[START OF PROVIDED INFORMATION]
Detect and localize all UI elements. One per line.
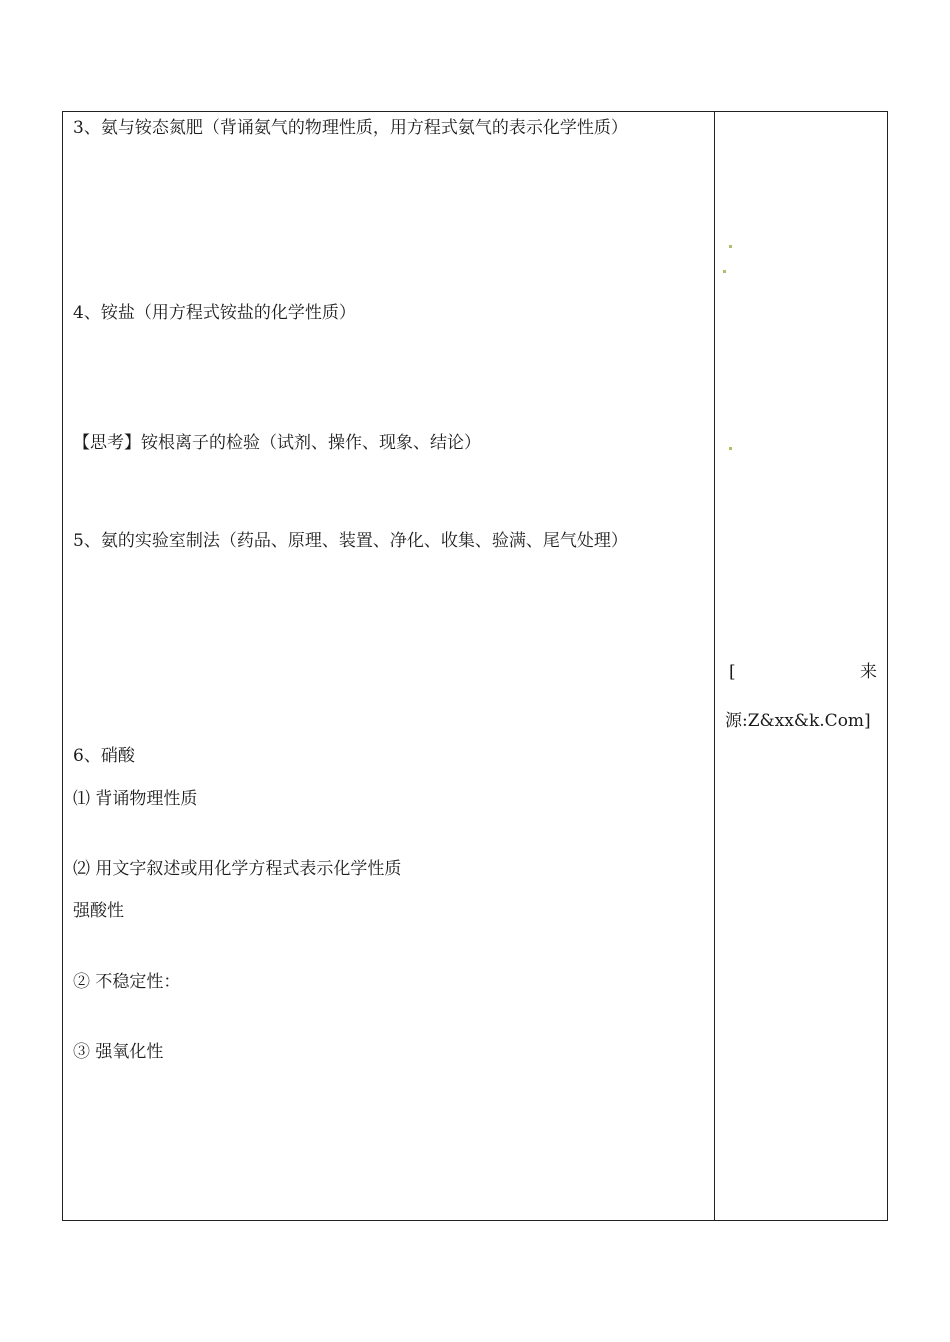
marker-dot: [729, 447, 732, 450]
item-5-ammonia-lab-prep: 5、氨的实验室制法（药品、原理、装置、净化、收集、验满、尾气处理）: [73, 531, 628, 551]
source-lai: 来: [860, 662, 877, 682]
column-divider: [714, 112, 715, 1220]
sub-chemical-properties: ⑵ 用文字叙述或用化学方程式表示化学性质: [73, 859, 402, 879]
sub-physical-properties: ⑴ 背诵物理性质: [73, 789, 198, 809]
item-3-ammonia: 3、氨与铵态氮肥（背诵氨气的物理性质，用方程式氨气的表示化学性质）: [73, 118, 628, 138]
strong-acidity: 强酸性: [73, 901, 124, 921]
item-4-ammonium-salt: 4、铵盐（用方程式铵盐的化学性质）: [73, 303, 356, 323]
worksheet-table: [62, 111, 888, 1221]
source-label: 源:Z&xx&k.Com]: [725, 711, 871, 731]
think-ammonium-test: 【思考】铵根离子的检验（试剂、操作、现象、结论）: [73, 433, 481, 453]
marker-dot: [723, 270, 726, 273]
source-bracket-open: [: [729, 662, 736, 682]
instability: ② 不稳定性：: [73, 972, 181, 992]
item-6-nitric-acid: 6、硝酸: [73, 746, 135, 766]
marker-dot: [729, 245, 732, 248]
strong-oxidizing: ③ 强氧化性: [73, 1042, 164, 1062]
[END OF PROVIDED INFORMATION]
SET EXERCISE
Rewrite every line of the records above as a numbered list, omitting blank lines and leaving the pictures out.

RESULT FOR THIS EXERCISE
1. Detect and localize all UI elements. One per line.
2. marker-dot: [729, 447, 732, 450]
3. item-5-ammonia-lab-prep: 5、氨的实验室制法（药品、原理、装置、净化、收集、验满、尾气处理）: [73, 531, 628, 551]
4. source-lai: 来: [860, 662, 877, 682]
5. column-divider: [714, 112, 715, 1220]
6. sub-chemical-properties: ⑵ 用文字叙述或用化学方程式表示化学性质: [73, 859, 402, 879]
7. sub-physical-properties: ⑴ 背诵物理性质: [73, 789, 198, 809]
8. item-3-ammonia: 3、氨与铵态氮肥（背诵氨气的物理性质，用方程式氨气的表示化学性质）: [73, 118, 628, 138]
9. strong-acidity: 强酸性: [73, 901, 124, 921]
10. item-4-ammonium-salt: 4、铵盐（用方程式铵盐的化学性质）: [73, 303, 356, 323]
11. worksheet-table: [62, 111, 888, 1221]
12. source-label: 源:Z&xx&k.Com]: [725, 711, 871, 731]
13. think-ammonium-test: 【思考】铵根离子的检验（试剂、操作、现象、结论）: [73, 433, 481, 453]
14. marker-dot: [723, 270, 726, 273]
15. source-bracket-open: [: [729, 662, 736, 682]
16. instability: ② 不稳定性：: [73, 972, 181, 992]
17. item-6-nitric-acid: 6、硝酸: [73, 746, 135, 766]
18. marker-dot: [729, 245, 732, 248]
19. strong-oxidizing: ③ 强氧化性: [73, 1042, 164, 1062]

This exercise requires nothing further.